[start INPUT FOR THIS TASK]

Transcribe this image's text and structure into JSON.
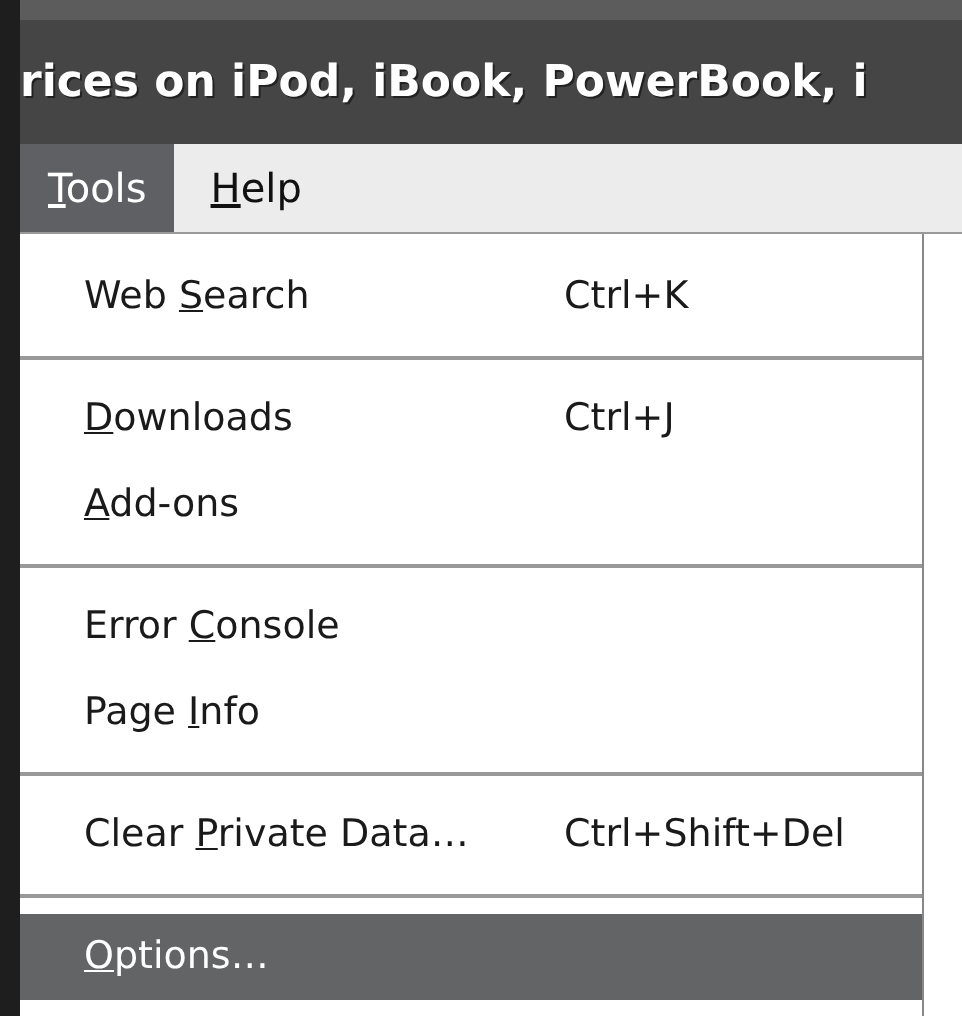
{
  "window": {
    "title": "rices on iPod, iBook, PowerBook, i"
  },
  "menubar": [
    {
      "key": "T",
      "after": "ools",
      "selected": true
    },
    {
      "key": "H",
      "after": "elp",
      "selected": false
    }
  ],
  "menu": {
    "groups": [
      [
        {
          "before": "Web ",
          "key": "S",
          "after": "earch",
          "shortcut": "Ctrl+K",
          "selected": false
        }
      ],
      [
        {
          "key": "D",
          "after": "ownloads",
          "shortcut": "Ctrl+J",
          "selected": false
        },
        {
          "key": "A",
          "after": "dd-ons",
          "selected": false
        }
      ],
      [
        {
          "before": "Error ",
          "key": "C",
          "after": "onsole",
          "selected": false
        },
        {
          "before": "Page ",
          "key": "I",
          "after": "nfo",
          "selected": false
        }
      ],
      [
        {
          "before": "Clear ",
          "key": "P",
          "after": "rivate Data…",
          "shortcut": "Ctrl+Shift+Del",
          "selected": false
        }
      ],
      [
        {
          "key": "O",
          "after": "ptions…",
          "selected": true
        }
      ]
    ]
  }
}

[end INPUT FOR THIS TASK]
[start INPUT FOR THIS TASK]

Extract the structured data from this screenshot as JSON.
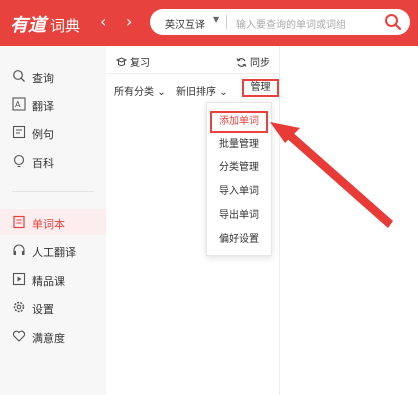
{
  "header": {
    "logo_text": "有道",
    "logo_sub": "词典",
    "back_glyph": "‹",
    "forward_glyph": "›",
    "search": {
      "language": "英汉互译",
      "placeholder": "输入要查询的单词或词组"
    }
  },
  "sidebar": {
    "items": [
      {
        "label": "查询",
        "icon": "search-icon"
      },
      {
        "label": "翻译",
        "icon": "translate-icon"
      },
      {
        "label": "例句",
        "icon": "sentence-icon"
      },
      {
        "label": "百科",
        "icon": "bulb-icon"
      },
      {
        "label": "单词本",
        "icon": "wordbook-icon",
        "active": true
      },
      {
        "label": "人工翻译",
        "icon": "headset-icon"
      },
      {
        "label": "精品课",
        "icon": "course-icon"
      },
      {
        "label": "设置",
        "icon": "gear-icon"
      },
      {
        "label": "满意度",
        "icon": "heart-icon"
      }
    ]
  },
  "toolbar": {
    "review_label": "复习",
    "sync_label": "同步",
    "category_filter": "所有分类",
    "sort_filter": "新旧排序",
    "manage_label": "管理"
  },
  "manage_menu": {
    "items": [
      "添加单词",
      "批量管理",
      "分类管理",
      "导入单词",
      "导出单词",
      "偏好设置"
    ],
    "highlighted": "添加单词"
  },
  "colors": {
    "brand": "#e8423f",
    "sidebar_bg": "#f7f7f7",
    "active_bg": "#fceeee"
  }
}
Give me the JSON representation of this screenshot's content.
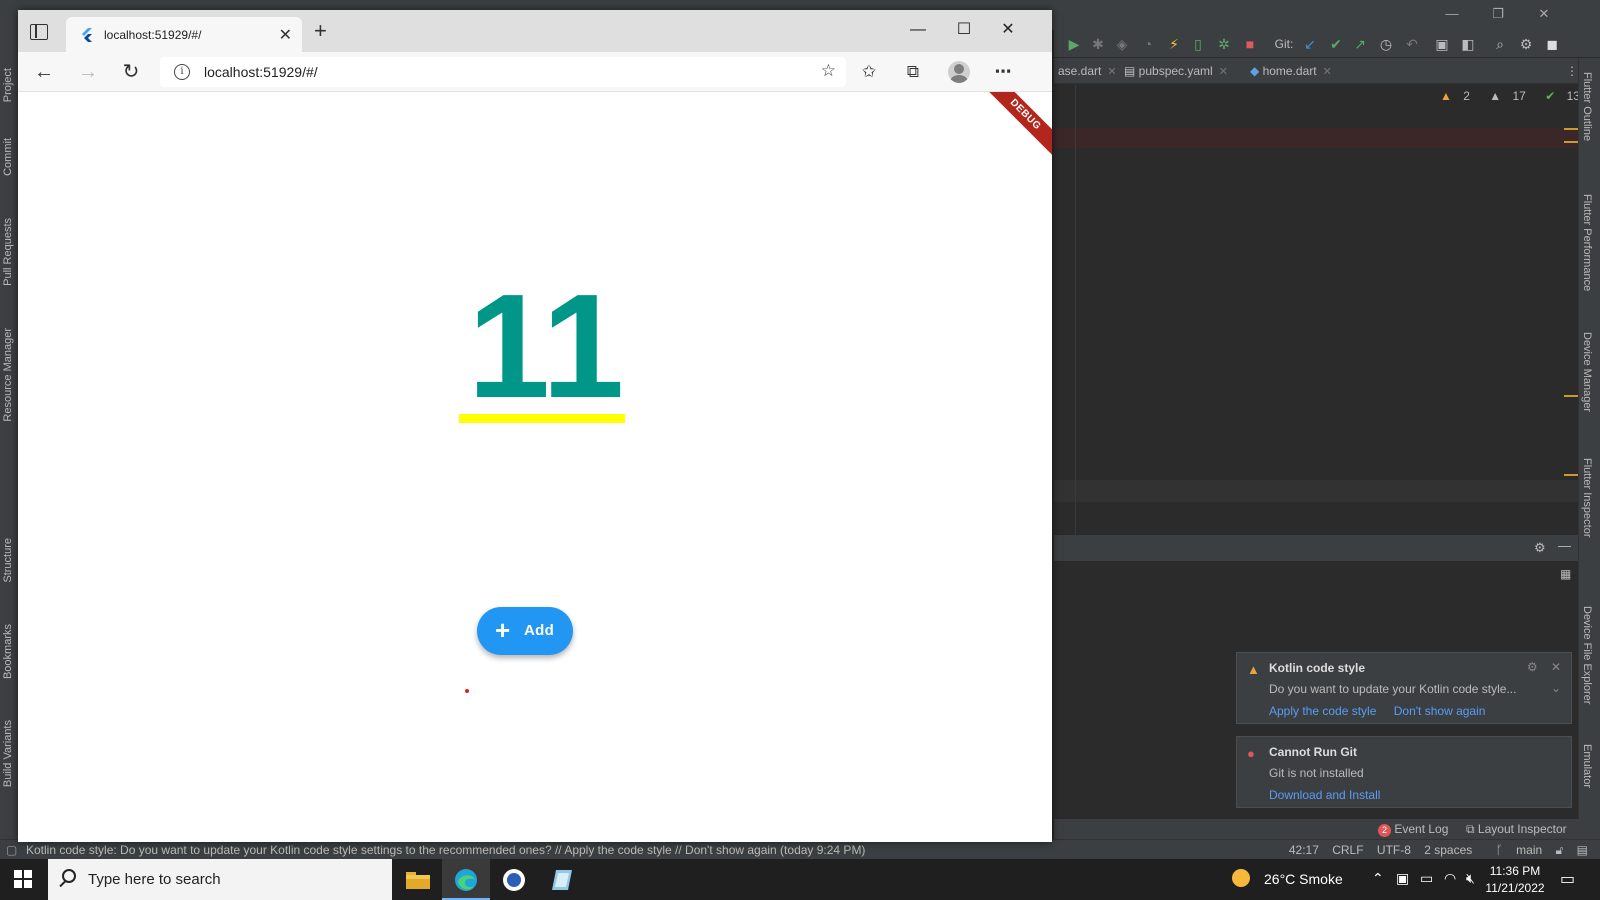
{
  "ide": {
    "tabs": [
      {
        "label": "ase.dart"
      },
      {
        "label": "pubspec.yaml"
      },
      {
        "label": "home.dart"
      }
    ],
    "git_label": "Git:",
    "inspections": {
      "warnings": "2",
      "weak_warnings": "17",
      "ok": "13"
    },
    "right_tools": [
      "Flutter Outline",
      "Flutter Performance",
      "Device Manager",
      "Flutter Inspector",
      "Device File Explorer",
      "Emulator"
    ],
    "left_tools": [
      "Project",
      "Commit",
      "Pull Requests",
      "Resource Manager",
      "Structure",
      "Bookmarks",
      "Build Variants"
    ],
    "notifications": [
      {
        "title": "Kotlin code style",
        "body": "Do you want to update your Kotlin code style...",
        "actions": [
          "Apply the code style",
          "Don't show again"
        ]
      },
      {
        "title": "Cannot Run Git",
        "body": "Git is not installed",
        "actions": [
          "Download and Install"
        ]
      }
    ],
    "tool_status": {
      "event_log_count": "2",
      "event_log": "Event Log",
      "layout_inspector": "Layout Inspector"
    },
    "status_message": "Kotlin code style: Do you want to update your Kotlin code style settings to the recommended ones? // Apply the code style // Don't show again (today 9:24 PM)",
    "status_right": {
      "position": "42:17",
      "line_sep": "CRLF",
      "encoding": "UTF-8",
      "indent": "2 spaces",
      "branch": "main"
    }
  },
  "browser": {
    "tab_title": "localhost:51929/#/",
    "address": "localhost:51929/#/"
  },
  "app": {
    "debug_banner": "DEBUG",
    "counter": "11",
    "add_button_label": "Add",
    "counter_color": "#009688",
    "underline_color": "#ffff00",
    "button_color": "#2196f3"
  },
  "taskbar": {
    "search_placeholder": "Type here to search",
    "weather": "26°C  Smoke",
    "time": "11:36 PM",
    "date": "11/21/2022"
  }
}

[end INPUT FOR THIS TASK]

■ **PROBLEM TO SOLVE**:
From the listing above, find the number of lines with the word "screenshot" in them. Answer with the number only.

■ **REPLY TO THE EXERCISE**:
2